* _Problem to solve_
Every line below that mentions the word "JSON" should be copied out.

* _Supplied information_
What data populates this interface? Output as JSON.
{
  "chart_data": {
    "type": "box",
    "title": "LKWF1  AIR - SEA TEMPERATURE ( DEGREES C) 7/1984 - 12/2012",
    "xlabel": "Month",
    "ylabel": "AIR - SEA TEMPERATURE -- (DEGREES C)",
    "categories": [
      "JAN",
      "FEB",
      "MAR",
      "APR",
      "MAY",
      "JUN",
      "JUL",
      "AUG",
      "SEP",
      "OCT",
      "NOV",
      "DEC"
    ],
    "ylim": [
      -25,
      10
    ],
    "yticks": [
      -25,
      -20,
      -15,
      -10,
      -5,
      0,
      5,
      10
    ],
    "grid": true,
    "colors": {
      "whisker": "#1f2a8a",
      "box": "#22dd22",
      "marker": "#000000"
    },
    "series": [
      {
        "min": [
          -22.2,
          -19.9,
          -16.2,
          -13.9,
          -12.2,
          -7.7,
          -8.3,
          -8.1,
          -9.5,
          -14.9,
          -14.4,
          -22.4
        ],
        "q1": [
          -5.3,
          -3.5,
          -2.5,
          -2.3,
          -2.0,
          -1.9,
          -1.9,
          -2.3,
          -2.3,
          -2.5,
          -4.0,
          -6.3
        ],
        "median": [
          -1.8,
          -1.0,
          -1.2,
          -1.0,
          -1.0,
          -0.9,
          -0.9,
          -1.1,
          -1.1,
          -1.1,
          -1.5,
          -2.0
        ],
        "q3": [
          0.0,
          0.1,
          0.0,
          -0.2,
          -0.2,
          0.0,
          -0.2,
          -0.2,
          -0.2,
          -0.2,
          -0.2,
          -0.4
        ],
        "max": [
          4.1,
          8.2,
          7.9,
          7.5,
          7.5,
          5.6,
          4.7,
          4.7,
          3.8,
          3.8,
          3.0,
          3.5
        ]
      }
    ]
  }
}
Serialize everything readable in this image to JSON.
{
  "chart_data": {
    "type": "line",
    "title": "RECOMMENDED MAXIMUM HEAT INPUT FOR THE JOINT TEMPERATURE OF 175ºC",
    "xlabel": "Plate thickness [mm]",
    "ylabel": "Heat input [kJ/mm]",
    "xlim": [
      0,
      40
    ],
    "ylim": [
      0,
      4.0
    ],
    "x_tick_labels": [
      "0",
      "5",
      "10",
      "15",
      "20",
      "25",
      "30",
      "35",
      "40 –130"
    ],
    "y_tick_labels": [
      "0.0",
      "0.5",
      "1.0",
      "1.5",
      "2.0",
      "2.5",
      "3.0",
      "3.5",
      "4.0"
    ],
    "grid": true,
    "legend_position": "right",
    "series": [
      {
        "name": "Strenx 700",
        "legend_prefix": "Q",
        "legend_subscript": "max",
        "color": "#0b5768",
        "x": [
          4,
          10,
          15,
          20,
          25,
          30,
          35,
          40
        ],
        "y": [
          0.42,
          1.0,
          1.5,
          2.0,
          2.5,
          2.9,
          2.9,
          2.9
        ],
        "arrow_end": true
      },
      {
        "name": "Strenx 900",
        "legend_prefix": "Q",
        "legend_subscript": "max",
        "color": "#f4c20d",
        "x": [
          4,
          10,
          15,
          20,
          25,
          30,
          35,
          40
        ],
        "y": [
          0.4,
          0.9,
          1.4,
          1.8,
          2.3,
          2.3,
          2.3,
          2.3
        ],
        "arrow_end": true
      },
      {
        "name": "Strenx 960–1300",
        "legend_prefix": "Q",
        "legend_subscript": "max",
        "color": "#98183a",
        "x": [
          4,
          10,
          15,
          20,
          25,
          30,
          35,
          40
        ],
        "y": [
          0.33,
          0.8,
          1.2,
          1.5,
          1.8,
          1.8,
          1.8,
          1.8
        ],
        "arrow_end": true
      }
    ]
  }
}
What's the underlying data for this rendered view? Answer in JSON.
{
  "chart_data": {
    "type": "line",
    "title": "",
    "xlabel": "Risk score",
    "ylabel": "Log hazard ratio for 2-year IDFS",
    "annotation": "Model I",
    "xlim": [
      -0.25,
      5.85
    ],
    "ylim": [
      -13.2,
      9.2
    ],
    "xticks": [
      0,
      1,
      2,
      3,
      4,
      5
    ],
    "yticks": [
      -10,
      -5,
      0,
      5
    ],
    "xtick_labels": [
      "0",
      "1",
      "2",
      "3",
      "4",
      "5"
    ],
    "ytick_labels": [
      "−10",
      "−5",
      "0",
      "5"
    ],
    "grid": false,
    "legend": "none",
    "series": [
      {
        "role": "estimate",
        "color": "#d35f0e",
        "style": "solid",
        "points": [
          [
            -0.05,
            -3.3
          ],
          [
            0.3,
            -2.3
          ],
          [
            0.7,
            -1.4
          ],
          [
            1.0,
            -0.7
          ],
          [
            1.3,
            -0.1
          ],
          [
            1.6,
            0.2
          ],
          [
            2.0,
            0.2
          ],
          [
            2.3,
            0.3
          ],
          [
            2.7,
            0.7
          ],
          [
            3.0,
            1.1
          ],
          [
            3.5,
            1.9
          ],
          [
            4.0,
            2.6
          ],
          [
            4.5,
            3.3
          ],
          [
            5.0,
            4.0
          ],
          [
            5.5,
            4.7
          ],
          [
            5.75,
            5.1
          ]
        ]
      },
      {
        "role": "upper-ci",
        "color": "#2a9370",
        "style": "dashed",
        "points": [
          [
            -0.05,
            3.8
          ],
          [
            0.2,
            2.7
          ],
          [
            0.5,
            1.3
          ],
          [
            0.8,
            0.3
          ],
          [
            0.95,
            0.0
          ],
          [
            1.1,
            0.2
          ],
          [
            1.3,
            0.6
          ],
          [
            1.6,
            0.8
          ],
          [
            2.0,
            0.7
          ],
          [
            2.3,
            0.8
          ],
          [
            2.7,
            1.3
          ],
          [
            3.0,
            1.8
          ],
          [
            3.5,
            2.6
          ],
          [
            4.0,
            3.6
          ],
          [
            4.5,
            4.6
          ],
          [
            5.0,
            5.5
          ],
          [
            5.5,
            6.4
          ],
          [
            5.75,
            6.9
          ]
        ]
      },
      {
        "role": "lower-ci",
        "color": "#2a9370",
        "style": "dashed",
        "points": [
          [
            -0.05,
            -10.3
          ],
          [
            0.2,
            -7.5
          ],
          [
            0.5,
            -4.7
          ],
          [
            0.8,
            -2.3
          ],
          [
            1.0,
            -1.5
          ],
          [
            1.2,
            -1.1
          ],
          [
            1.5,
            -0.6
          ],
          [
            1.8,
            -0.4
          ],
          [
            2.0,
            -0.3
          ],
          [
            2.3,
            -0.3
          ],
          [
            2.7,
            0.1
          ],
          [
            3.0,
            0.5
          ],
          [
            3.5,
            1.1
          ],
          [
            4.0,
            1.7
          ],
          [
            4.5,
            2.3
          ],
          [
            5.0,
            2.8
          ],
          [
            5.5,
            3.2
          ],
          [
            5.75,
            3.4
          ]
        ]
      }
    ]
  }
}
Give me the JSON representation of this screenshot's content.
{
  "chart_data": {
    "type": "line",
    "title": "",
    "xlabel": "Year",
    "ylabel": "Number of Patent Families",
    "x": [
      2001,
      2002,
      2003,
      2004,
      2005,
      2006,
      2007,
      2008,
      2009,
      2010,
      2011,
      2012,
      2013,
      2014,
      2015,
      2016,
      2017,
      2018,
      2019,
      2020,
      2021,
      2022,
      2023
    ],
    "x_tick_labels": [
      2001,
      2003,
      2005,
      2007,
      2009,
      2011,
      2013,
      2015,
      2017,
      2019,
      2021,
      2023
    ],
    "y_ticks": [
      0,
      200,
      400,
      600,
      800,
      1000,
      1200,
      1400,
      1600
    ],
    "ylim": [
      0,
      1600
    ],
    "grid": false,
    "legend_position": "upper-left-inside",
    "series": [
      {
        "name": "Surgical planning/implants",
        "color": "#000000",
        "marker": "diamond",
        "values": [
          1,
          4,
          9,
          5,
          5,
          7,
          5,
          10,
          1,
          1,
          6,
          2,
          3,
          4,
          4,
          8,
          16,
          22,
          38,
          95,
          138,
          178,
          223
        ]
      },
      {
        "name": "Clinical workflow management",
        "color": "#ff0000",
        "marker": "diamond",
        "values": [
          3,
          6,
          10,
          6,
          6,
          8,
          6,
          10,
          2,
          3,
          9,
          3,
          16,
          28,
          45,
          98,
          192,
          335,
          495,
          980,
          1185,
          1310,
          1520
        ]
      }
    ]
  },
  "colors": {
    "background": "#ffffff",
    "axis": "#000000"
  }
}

* _Response to this task_
What data populates this interface? Output as JSON.
Serialize everything readable in this image to JSON.
What's the underlying data for this rendered view? Answer in JSON.
Give me the JSON representation of this screenshot's content.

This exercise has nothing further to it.